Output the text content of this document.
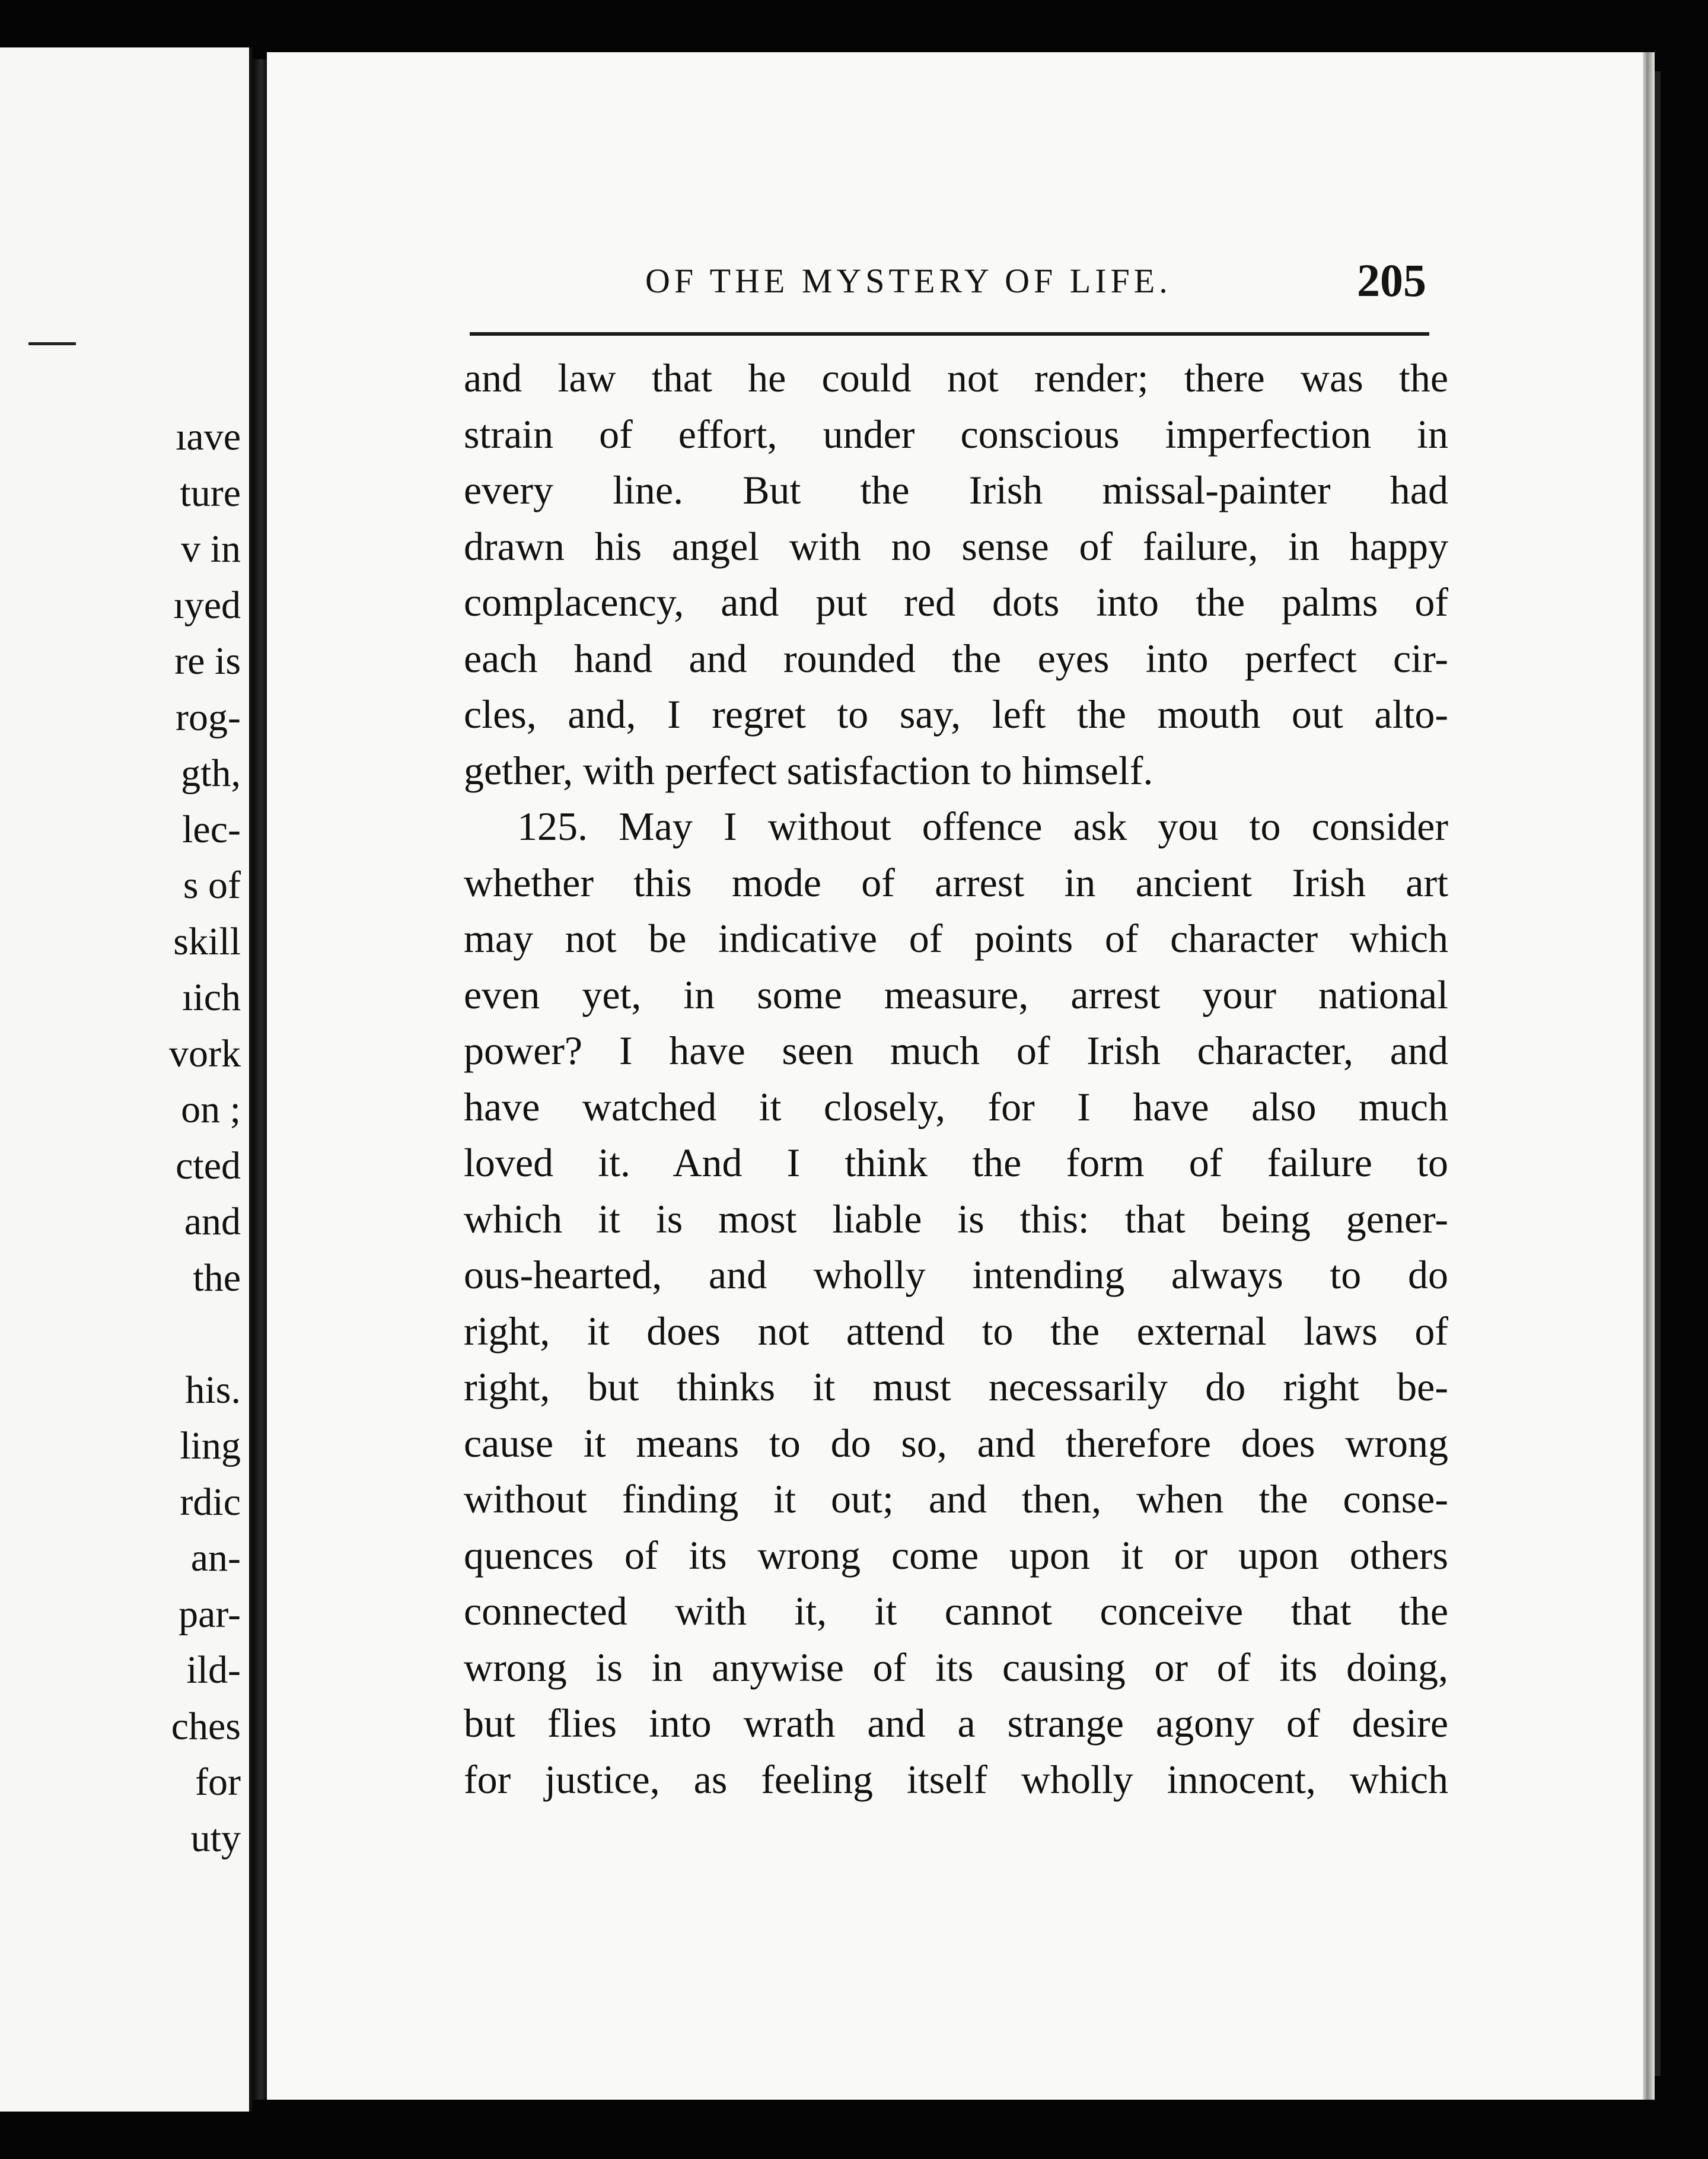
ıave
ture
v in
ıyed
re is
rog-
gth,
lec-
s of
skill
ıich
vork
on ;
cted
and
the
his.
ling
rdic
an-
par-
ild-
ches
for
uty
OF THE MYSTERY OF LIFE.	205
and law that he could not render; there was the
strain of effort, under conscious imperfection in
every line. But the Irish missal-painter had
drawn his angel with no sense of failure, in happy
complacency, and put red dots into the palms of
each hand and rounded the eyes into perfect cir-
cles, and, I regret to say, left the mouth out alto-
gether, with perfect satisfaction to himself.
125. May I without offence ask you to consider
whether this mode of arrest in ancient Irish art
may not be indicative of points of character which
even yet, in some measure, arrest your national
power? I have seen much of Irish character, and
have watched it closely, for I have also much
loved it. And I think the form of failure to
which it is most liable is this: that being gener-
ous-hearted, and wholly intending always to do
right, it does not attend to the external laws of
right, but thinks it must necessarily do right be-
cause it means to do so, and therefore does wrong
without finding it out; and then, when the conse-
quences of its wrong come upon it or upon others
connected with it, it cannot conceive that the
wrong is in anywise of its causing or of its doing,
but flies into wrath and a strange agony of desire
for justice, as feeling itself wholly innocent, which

= = = = =

* [Work to complete] Copy the entries above faithfully and omit every image.

* [The solution]
Output the text content of this document.
ıave
ture
v in
ıyed
re is
rog-
gth,
lec-
s of
skill
ıich
vork
on ;
cted
and
the
his.
ling
rdic
an-
par-
ild-
ches
for
uty
OF THE MYSTERY OF LIFE.	205
and law that he could not render; there was the
strain of effort, under conscious imperfection in
every line. But the Irish missal-painter had
drawn his angel with no sense of failure, in happy
complacency, and put red dots into the palms of
each hand and rounded the eyes into perfect cir-
cles, and, I regret to say, left the mouth out alto-
gether, with perfect satisfaction to himself.
125. May I without offence ask you to consider
whether this mode of arrest in ancient Irish art
may not be indicative of points of character which
even yet, in some measure, arrest your national
power? I have seen much of Irish character, and
have watched it closely, for I have also much
loved it. And I think the form of failure to
which it is most liable is this: that being gener-
ous-hearted, and wholly intending always to do
right, it does not attend to the external laws of
right, but thinks it must necessarily do right be-
cause it means to do so, and therefore does wrong
without finding it out; and then, when the conse-
quences of its wrong come upon it or upon others
connected with it, it cannot conceive that the
wrong is in anywise of its causing or of its doing,
but flies into wrath and a strange agony of desire
for justice, as feeling itself wholly innocent, which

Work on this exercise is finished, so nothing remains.